[Data extracted from a collection]
-----

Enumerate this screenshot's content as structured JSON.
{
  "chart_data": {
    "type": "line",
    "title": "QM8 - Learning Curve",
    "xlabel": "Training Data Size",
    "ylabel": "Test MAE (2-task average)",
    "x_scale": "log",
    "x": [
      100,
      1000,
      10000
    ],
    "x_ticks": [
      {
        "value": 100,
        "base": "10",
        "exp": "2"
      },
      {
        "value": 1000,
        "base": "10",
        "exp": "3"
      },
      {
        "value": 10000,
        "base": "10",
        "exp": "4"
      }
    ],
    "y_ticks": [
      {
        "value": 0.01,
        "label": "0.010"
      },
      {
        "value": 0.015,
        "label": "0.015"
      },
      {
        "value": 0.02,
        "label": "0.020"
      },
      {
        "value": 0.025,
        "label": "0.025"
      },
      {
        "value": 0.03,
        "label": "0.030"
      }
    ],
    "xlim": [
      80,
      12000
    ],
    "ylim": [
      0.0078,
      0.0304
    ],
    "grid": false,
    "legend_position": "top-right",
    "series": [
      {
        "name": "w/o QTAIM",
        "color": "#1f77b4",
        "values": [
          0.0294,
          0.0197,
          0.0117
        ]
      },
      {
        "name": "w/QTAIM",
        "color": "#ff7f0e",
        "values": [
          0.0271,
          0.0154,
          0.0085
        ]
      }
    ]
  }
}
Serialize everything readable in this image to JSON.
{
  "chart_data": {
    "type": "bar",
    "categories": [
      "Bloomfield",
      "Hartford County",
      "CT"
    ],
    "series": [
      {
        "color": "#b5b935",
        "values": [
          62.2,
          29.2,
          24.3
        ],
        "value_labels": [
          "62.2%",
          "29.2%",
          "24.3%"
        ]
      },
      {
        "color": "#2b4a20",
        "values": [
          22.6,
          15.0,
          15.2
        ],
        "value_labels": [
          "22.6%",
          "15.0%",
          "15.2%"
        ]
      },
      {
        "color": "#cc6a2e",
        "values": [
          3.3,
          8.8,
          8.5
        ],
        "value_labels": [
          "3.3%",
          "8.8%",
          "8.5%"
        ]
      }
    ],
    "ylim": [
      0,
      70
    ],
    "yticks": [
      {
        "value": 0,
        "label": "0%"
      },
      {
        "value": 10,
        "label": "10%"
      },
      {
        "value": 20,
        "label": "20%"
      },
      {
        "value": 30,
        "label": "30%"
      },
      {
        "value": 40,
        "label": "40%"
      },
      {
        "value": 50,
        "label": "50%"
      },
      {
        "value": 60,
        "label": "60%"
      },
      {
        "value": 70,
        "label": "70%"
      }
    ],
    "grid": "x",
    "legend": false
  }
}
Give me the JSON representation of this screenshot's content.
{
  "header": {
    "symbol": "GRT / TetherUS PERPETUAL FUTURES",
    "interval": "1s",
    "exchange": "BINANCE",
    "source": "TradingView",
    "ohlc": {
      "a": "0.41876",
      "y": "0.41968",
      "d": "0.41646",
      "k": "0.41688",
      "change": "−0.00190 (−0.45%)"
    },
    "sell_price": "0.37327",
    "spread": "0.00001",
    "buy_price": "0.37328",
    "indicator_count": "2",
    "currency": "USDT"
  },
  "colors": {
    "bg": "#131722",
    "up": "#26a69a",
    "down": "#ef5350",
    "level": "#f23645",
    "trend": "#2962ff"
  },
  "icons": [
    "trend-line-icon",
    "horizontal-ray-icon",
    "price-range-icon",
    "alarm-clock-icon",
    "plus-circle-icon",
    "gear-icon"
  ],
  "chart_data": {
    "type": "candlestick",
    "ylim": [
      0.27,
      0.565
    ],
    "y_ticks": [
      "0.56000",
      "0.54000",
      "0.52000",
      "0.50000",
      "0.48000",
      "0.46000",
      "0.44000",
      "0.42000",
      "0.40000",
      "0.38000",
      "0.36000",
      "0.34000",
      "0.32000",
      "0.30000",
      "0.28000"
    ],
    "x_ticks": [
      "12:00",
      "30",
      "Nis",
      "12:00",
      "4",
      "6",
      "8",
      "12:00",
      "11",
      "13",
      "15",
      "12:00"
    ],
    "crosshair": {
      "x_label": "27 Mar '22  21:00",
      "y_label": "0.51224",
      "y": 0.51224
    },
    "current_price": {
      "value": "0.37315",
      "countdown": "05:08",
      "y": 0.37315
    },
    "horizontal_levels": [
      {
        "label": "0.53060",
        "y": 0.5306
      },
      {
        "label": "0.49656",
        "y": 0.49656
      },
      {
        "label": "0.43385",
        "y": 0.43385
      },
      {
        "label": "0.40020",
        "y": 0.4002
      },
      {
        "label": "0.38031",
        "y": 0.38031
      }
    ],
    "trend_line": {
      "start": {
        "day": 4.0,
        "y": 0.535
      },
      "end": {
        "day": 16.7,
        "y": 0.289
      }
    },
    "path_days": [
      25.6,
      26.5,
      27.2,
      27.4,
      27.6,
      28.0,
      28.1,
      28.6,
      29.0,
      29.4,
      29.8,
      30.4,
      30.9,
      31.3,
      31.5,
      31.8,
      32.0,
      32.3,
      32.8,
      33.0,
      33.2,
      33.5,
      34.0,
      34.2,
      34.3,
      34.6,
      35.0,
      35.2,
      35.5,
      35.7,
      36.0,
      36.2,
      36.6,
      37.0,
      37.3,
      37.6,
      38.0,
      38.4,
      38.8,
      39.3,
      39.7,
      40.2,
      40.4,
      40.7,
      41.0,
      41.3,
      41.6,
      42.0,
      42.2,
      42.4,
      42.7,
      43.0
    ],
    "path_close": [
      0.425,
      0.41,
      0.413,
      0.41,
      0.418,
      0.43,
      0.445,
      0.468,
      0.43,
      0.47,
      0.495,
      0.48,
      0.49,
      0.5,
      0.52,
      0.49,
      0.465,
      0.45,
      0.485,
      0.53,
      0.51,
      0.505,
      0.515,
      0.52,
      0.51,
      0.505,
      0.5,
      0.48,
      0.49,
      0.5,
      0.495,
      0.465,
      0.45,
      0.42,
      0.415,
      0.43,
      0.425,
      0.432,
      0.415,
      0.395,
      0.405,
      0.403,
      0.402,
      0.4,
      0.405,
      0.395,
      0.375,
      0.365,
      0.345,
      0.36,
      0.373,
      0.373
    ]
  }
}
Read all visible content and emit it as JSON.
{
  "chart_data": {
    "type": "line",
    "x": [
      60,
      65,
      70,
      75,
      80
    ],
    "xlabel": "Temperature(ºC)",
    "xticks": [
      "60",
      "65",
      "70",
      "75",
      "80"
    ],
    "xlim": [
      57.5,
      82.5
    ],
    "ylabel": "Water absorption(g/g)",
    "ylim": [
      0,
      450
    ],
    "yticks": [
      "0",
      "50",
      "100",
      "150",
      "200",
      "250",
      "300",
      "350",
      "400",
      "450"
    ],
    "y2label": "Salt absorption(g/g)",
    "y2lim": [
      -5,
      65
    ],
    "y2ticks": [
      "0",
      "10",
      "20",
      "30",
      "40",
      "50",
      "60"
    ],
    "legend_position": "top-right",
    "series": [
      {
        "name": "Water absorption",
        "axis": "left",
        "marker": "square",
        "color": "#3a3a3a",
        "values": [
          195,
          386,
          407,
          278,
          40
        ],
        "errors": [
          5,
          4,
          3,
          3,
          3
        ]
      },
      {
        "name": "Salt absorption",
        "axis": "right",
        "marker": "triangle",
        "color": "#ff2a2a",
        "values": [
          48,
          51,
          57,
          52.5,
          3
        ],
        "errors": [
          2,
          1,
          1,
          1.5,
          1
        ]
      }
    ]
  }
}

-----

- _Written instruction_: List all lines holding the string "absorption".

- _Solution_:
    "ylabel": "Water absorption(g/g)",
    "y2label": "Salt absorption(g/g)",
        "name": "Water absorption",
        "name": "Salt absorption",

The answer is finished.